#### RECORDED INFORMATION
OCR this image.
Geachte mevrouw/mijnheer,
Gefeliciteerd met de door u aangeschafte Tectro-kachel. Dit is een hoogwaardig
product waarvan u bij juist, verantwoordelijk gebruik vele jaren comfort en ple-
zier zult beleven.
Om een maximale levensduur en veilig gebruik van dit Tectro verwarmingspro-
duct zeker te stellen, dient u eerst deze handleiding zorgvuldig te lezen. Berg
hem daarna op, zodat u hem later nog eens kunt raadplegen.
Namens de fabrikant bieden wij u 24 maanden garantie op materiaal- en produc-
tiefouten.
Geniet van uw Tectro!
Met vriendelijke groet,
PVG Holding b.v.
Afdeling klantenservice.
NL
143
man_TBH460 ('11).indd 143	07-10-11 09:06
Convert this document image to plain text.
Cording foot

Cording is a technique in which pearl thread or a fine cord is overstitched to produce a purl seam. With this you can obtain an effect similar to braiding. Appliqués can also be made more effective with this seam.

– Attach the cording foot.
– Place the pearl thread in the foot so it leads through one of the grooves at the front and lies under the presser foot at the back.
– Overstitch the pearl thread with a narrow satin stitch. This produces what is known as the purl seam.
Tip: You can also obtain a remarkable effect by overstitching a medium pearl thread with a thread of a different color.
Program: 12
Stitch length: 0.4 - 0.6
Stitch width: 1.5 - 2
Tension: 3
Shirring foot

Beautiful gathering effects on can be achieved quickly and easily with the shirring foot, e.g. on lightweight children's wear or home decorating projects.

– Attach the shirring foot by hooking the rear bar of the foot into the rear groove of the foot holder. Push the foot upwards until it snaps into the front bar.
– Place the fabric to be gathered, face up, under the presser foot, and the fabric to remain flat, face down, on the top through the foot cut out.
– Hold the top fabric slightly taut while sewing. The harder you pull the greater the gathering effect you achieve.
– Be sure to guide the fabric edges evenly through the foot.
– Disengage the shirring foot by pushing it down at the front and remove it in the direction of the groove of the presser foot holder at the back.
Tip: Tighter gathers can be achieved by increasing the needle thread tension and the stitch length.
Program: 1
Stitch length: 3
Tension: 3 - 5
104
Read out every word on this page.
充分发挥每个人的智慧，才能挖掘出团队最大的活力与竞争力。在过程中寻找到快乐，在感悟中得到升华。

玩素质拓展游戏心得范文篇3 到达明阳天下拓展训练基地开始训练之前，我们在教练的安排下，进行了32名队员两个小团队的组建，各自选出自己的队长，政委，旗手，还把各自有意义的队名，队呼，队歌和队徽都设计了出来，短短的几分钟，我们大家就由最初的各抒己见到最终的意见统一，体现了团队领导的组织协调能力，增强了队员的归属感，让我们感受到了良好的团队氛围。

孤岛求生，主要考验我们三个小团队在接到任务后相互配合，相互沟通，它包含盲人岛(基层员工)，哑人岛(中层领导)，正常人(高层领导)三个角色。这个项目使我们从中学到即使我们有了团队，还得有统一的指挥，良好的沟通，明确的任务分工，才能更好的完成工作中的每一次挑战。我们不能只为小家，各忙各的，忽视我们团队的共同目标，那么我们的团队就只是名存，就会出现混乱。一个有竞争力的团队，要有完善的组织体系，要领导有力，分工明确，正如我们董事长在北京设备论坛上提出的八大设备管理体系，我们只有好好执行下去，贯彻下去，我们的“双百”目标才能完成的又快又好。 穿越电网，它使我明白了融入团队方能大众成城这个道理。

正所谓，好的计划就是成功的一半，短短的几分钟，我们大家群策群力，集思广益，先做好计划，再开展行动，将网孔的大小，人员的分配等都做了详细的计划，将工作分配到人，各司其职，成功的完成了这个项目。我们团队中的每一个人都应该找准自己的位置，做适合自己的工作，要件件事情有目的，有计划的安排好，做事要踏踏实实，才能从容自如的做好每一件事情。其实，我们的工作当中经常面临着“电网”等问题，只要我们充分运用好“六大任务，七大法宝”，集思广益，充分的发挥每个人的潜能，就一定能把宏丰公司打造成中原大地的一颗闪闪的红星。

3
########
**TASK DESCRIPTION:**
Identify which lines contain the word "also" and copy each one.

**TASK SOLUTION:**
Cording is a technique in which pearl thread or a fine cord is overstitched to produce a purl seam. With this you can obtain an effect similar to braiding. Appliqués can also be made more effective with this seam.
Tip: You can also obtain a remarkable effect by overstitching a medium pearl thread with a thread of a different color.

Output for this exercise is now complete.